Het hof is van oordeel dat gelet op het bovenstaande kan worden geconcludeerd dat sprake was van concrete en gedetailleerde informatie, afkomstig uit een ander politieonderzoek en gedeeld door de bij dat onderzoek betrokken TGO Teamleider - en die voor wat betreft het aspect van het mogelijke bezit bij verdachte van (een) vuurwapen(s) eerst ook nog is geverifieerd binnen de lokale politiedienst - op grond waarvan ten aanzien van verdachte op dat moment zonder meer sprake was van een redelijke verdenking dat hij een vuurwapen voorhanden zou hebben. Direct ingrijpen op grond van de Wet wapens en munitie was voorts geboden gelet op het gevaarzettende karakter, in samenhang met de specifieke openbare plaats waar verdachte zich die avond zou bevinden. Derhalve is de aanhouding van verdachte op verdenking van overtreding van artikel 26, eerste lid, van de Wet wapens en munitie en het na de aanhouding verkregen bewijs, rechtmatig. Het - andersluidende -verweer wordt verworpen.

Bewezenverklaring

Door wettige bewijsmiddelen, waarin zijn vervat de redengevende feiten en omstandigheden waarop de bewezenverklaring steunt, acht het hof wettig en overtuigend bewezen dat verdachte het tenlastegelegde heeft begaan, met dien verstande dat:
hij op 01 juni 2017 te [plaats1] , gemeente [gemeente] , een wapen van categorie III, te weten een pistool (merk Tanfoglio Gt28), en munitie van categorie III, te weten 5 patronen (Sellier & Bellot kogelpatronen), voorhanden heeft gehad.
Het hof acht niet bewezen hetgeen verdachte meer of anders is tenlastegelegd dan hierboven is bewezenverklaard, zodat deze daarvan behoort te worden vrijgesproken.

Strafbaarheid van het bewezenverklaarde

Het bewezenverklaarde levert op:
handelen in strijd met artikel 26, eerste lid, van de Wet wapens en munitie en het feit begaan met betrekking tot een vuurwapen van categorie III(m.b.t. het wapen)

en

handelen in strijd met artikel 26, eerste lid, van de Wet wapens en munitie

(m.b.t. de munitie).

Strafbaarheid van de verdachte

Verdachte is strafbaar aangezien geen omstandigheid is gebleken of aannemelijk geworden die verdachte niet strafbaar zou doen zijn.

_Rijen gegevensverzameling_:
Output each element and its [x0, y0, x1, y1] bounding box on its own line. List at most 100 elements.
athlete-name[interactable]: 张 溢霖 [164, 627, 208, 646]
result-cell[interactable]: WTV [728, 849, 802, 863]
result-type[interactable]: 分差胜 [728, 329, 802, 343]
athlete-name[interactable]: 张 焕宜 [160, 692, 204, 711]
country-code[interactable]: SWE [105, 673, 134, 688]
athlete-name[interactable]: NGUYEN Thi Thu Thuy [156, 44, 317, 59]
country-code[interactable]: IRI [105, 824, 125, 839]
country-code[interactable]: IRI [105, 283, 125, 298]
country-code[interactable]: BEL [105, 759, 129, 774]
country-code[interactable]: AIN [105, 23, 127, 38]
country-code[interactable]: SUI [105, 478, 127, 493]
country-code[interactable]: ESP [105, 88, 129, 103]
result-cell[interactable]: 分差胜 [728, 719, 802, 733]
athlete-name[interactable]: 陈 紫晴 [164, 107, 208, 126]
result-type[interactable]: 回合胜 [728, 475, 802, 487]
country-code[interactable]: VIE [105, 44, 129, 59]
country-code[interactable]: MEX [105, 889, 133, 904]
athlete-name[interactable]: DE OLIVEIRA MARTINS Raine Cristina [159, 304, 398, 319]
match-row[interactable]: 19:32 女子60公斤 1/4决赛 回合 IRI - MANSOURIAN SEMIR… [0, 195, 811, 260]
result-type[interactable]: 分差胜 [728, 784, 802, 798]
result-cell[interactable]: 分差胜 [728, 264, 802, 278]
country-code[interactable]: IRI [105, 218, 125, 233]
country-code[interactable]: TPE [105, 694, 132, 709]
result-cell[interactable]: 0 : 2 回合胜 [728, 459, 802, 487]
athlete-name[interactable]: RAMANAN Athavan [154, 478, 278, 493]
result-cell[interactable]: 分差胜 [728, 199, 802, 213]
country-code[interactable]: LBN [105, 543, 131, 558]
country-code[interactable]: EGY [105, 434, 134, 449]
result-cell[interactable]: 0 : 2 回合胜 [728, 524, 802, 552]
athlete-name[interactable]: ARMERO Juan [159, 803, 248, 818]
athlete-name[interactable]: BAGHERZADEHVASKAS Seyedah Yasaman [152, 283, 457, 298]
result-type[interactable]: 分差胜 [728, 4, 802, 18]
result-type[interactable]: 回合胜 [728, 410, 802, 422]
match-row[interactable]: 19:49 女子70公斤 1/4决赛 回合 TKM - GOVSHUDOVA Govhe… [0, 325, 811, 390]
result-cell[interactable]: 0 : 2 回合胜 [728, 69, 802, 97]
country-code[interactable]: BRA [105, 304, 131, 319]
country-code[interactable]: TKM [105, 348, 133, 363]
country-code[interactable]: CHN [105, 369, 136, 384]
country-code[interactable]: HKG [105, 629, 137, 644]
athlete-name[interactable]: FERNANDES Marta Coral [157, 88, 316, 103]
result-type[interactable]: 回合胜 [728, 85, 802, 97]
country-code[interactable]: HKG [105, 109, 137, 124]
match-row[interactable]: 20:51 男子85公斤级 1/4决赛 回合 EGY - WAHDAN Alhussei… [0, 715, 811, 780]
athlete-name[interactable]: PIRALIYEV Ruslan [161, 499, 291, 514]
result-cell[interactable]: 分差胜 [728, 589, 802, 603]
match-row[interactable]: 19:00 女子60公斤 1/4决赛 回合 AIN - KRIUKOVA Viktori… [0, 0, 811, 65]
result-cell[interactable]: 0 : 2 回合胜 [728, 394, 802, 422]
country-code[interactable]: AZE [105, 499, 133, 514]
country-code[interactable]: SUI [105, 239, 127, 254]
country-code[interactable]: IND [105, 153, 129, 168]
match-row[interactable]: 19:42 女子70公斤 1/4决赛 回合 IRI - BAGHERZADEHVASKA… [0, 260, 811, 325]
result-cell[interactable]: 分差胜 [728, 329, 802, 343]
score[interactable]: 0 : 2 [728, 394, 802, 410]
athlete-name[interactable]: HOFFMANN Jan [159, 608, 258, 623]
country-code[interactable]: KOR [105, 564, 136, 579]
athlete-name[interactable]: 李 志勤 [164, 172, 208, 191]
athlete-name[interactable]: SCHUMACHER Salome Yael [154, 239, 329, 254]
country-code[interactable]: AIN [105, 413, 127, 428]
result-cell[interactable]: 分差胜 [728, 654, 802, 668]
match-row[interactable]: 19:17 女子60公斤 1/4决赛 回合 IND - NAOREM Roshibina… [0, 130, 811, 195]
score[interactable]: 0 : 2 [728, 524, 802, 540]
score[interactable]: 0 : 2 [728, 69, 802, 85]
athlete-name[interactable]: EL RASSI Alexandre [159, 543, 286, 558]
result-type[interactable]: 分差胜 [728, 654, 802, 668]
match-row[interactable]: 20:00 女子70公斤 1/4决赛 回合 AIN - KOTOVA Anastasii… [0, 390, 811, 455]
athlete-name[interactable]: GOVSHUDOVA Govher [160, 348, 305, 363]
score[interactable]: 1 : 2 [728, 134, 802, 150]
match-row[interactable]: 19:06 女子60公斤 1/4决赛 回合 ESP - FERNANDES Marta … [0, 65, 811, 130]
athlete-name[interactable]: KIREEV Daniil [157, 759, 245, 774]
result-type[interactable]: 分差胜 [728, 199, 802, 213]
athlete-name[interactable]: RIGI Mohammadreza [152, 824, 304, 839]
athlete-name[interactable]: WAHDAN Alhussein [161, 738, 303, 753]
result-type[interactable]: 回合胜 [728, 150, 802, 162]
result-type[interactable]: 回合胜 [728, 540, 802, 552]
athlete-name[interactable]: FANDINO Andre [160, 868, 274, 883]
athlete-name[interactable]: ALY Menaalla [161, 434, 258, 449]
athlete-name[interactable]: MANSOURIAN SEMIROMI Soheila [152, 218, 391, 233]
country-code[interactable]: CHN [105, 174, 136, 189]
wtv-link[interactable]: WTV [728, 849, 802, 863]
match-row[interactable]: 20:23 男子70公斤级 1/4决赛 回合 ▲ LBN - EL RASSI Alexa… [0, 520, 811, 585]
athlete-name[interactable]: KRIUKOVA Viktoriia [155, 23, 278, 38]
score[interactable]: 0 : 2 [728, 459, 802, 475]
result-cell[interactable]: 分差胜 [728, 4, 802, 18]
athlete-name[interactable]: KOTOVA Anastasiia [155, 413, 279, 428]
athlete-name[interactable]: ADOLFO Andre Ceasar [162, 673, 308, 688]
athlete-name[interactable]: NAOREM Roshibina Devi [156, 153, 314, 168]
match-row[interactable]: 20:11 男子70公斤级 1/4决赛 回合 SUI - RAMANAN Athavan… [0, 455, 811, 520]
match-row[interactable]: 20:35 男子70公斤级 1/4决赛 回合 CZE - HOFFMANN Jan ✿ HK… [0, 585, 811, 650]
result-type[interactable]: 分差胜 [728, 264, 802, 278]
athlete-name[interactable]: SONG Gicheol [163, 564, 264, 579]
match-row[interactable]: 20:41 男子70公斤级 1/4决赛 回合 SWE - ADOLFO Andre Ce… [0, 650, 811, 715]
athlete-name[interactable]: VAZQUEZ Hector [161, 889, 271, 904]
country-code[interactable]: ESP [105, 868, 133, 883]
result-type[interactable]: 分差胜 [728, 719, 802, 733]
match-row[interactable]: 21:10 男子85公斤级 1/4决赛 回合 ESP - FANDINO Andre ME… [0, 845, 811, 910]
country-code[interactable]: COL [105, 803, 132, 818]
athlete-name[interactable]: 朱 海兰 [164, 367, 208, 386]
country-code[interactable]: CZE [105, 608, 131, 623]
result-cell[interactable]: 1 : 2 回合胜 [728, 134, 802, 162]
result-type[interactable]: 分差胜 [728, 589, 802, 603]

_Uit te voeren handelingen_:
- 1) Neem uit de uitspraak over het vuurwapenbezit letterlijk alles over, vanaf "Door wettige bewijsmiddelen, waarin" tot en met "voorhanden heeft gehad.".
- 2) Zet de uitspraak over het vuurwapenbezit voort vanaf het punt waar deze ophoudt.

_Resultaten op volgorde_:
- 1)
Door wettige bewijsmiddelen, waarin zijn vervat de redengevende feiten en omstandigheden waarop de bewezenverklaring steunt, acht het hof wettig en overtuigend bewezen dat verdachte het tenlastegelegde heeft begaan, met dien verstande dat:
hij op 01 juni 2017 te [plaats1] , gemeente [gemeente] , een wapen van categorie III, te weten een pistool (merk Tanfoglio Gt28), en munitie van categorie III, te weten 5 patronen (Sellier & Bellot kogelpatronen), voorhanden heeft gehad.

- 2)
Oplegging van straf en/of maatregel

De hierna te melden strafoplegging is in overeenstemming met de aard en de ernst van het bewezenverklaarde en de omstandigheden waaronder dit is begaan, mede gelet op de persoon van verdachte, zoals van een en ander bij het onderzoek ter terechtzitting is gebleken.
Verdachte heeft op 1 juni 2017 een verboden vuurwapen van categorie III onder 1º met
5 bijbehorende patronen voorhanden gehad. Het bezit van een dergelijk wapen met bijbehorende munitie is verboden, omdat dat onaanvaardbare risico's voor de samenleving oplevert.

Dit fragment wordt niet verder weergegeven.